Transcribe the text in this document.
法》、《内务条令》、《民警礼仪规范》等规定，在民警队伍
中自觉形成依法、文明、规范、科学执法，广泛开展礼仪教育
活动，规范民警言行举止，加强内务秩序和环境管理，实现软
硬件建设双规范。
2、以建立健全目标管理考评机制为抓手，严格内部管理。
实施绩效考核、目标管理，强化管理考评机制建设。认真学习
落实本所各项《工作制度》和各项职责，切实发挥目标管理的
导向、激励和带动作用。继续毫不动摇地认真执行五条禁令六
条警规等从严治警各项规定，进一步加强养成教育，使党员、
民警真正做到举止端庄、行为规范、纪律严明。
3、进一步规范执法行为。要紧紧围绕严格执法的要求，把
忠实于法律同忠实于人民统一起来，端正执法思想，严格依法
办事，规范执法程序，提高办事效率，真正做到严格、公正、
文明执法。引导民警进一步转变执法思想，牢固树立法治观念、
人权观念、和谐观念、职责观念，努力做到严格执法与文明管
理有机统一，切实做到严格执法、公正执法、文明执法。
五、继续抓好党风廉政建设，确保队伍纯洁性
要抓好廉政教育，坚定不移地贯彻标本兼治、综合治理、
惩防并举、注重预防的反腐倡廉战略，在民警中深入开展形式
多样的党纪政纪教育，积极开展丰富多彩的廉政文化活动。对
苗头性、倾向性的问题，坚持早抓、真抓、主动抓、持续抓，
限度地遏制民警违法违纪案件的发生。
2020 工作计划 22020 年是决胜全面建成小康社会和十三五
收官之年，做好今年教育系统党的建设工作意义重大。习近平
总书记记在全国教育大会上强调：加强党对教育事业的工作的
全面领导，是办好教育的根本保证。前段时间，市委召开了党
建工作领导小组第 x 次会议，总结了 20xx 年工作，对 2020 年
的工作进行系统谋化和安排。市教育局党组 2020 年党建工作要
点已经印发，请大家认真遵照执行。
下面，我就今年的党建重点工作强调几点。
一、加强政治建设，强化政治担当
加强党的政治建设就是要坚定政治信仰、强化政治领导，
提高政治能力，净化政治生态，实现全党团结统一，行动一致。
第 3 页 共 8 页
* * *
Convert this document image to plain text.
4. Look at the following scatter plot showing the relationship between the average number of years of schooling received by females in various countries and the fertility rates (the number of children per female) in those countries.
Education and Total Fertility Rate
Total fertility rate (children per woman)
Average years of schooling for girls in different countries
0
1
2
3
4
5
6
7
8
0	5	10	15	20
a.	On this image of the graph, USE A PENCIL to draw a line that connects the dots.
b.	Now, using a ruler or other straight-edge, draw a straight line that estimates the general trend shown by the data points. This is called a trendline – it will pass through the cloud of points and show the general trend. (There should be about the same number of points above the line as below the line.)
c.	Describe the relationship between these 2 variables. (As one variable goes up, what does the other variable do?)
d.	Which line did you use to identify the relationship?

**Direction**
Filter the records above for "that" and copy every matching line.

**Task answer**
a.	On this image of the graph, USE A PENCIL to draw a line that connects the dots.
b.	Now, using a ruler or other straight-edge, draw a straight line that estimates the general trend shown by the data points. This is called a trendline – it will pass through the cloud of points and show the general trend. (There should be about the same number of points above the line as below the line.)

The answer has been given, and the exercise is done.